▶ _WORK TO BE COMPLETED_: Copy out all lines where "text" appears.

[START OF RECORDS SHOWN]

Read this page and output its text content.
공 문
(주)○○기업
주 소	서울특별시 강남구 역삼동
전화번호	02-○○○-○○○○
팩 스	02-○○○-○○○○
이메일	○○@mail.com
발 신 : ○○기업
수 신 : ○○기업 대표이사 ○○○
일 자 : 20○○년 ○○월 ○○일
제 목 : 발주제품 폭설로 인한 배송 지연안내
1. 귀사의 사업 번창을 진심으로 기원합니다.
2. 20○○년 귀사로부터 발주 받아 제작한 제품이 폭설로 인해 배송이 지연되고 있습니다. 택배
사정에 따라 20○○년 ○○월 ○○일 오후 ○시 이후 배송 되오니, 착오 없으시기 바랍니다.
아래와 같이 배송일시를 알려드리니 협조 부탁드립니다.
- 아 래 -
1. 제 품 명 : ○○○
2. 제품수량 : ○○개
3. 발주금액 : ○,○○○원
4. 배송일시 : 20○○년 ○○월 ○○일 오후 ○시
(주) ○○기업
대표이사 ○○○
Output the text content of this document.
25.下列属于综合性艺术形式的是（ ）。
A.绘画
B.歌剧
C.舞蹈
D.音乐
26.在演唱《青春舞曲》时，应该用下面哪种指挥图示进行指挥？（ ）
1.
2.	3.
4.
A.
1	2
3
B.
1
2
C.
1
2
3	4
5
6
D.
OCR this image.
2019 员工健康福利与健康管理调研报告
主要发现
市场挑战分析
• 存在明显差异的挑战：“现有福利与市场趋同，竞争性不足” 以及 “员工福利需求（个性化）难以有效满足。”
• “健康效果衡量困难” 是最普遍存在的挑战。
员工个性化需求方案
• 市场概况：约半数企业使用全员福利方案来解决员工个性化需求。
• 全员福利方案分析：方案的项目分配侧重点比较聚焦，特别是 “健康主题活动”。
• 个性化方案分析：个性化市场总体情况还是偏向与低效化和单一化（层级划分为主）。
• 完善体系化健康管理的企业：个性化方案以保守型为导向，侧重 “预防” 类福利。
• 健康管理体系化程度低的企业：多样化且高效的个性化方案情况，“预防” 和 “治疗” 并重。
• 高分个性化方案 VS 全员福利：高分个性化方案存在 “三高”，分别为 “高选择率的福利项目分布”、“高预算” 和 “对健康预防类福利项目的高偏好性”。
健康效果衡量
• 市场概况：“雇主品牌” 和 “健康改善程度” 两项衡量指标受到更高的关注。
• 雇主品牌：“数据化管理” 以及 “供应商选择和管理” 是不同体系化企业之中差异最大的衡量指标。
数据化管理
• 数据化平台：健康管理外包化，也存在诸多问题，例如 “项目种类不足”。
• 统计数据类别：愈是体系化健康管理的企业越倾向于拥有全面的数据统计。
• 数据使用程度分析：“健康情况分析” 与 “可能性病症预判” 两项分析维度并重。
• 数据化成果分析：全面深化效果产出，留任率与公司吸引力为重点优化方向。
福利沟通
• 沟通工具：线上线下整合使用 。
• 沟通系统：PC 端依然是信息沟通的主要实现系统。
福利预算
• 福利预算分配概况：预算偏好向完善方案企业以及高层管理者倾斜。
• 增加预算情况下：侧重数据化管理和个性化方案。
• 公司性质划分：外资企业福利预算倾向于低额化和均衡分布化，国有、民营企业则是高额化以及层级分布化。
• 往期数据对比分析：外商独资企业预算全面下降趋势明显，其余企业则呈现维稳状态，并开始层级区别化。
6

[END OF RECORDS SHOWN]

▶ _IN RESPONSE_:
Read this page and output its text content.
Output the text content of this document.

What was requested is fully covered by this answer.